Set task: Scan the lines below for the string "from" and copy every one that has it.

Data to use:
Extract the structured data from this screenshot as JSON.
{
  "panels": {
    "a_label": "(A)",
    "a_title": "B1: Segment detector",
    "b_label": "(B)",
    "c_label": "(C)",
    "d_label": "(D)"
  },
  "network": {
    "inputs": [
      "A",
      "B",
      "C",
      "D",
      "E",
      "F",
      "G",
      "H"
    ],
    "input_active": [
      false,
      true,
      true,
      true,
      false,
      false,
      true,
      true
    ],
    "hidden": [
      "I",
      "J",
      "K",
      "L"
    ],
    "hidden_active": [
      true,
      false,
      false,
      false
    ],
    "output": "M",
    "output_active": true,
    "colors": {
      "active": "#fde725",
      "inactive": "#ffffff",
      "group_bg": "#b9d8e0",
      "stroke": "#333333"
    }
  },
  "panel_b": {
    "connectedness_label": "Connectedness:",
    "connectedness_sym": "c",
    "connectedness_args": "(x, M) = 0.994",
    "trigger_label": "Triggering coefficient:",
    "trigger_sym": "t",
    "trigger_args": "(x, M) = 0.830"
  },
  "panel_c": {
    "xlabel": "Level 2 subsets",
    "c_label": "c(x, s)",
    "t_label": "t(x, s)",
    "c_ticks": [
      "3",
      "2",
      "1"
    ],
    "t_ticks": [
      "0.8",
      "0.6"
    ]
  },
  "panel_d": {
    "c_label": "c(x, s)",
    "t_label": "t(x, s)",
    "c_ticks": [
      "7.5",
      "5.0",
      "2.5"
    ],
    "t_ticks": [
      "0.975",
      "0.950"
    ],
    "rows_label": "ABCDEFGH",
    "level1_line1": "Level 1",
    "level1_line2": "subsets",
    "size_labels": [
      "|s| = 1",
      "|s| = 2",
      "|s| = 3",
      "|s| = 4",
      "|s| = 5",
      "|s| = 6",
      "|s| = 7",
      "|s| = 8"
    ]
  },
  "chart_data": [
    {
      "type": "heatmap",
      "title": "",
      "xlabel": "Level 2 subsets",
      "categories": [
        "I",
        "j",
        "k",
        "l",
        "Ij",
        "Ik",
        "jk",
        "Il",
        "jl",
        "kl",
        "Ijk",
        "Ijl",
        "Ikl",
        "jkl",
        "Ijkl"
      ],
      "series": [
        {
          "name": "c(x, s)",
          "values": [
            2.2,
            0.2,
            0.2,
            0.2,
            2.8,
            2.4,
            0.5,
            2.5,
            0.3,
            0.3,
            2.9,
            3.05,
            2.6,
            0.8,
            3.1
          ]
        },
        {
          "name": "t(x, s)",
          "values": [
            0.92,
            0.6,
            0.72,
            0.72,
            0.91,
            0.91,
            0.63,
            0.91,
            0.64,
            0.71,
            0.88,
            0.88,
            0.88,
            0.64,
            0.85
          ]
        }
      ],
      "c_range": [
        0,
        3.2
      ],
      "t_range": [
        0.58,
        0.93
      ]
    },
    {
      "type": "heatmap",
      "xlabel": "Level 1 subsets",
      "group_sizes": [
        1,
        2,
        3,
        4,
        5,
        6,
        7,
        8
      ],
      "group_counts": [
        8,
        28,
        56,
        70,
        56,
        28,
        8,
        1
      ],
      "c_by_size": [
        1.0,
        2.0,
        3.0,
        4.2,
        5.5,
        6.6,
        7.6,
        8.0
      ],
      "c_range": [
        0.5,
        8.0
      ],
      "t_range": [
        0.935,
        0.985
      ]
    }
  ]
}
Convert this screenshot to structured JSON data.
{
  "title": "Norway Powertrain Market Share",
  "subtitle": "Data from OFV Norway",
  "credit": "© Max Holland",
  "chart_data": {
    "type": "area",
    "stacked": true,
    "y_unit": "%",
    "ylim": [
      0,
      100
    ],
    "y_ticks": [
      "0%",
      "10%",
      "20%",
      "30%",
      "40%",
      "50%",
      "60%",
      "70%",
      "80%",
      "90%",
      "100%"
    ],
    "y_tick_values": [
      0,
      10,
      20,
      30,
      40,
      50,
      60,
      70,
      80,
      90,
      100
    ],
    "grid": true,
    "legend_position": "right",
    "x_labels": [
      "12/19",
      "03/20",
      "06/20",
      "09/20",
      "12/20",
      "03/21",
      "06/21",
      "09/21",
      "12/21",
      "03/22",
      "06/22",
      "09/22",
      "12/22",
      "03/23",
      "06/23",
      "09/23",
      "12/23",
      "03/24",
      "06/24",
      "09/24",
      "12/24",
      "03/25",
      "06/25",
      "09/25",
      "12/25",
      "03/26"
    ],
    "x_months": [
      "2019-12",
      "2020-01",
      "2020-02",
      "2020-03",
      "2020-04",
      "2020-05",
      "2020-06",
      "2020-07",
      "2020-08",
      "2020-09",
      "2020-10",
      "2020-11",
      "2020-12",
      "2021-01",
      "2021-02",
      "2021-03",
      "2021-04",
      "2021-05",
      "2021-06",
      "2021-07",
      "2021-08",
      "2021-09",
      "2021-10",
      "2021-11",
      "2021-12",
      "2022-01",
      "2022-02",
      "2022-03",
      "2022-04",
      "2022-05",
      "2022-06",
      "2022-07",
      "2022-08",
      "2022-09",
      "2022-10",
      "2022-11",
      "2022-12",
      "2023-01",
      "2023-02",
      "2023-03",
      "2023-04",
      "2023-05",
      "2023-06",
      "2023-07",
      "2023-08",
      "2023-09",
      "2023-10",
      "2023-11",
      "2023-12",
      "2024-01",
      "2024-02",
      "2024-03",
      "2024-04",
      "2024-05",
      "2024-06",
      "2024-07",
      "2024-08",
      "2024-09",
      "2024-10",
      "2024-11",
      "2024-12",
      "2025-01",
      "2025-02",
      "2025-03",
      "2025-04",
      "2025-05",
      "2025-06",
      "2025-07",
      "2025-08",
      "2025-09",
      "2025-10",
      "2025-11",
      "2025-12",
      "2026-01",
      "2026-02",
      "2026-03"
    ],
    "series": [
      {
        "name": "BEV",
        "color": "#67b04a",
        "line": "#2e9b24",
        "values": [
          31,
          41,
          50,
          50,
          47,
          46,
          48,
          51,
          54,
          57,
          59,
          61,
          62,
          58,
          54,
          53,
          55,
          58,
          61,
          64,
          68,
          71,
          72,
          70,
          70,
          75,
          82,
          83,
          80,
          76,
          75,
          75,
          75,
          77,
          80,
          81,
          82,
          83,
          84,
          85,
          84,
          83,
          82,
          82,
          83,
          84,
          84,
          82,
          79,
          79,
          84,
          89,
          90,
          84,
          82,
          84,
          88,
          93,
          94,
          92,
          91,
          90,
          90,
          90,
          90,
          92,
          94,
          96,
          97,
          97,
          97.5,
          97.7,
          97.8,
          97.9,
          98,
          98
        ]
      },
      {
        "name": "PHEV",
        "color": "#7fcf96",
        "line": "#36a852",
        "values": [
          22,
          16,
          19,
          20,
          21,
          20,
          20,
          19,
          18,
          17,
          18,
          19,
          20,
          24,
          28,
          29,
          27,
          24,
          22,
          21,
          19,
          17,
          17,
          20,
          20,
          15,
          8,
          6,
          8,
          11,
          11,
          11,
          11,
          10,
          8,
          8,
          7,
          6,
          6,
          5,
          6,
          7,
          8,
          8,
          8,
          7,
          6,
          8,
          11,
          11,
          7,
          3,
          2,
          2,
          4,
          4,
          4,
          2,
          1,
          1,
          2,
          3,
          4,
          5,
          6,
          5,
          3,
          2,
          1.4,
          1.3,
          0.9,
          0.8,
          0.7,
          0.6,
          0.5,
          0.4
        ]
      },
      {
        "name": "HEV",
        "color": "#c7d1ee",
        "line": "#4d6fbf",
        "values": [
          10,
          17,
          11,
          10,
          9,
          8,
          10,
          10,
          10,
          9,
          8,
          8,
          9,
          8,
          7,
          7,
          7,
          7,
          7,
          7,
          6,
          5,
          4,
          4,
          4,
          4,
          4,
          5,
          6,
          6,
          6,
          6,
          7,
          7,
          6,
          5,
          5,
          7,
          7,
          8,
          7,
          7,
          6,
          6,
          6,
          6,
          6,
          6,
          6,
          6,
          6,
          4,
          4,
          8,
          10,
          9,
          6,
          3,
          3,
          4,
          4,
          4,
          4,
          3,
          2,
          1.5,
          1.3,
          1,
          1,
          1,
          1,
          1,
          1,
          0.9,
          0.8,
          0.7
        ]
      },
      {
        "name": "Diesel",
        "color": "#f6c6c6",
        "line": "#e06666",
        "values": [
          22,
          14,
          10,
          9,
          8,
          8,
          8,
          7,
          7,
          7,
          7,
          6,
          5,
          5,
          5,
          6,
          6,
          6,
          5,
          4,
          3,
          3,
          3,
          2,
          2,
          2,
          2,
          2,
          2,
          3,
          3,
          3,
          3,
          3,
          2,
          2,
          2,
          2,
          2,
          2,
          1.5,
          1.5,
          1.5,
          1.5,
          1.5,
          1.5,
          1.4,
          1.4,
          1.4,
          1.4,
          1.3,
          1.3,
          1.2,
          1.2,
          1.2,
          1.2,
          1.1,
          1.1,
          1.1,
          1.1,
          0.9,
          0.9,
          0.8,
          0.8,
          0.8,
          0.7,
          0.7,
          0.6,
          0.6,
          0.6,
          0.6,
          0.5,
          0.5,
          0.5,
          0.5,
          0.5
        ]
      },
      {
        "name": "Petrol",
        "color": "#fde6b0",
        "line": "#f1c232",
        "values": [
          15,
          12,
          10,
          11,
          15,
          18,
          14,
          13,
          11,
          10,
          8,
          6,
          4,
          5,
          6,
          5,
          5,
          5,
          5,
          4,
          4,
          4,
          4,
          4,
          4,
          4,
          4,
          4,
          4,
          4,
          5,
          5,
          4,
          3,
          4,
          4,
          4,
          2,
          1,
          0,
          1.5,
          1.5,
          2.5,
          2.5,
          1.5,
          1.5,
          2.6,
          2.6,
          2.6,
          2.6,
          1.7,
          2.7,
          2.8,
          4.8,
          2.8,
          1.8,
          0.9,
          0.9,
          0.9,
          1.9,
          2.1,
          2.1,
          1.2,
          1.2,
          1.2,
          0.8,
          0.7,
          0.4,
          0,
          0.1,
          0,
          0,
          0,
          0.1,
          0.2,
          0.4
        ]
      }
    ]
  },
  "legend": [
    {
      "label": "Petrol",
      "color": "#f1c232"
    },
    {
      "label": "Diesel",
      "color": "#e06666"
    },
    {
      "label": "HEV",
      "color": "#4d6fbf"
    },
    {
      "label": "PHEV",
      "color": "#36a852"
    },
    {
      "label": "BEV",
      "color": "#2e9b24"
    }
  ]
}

The solution:
Extract the structured data from this screenshot as JSON.
  "subtitle": "Data from OFV Norway",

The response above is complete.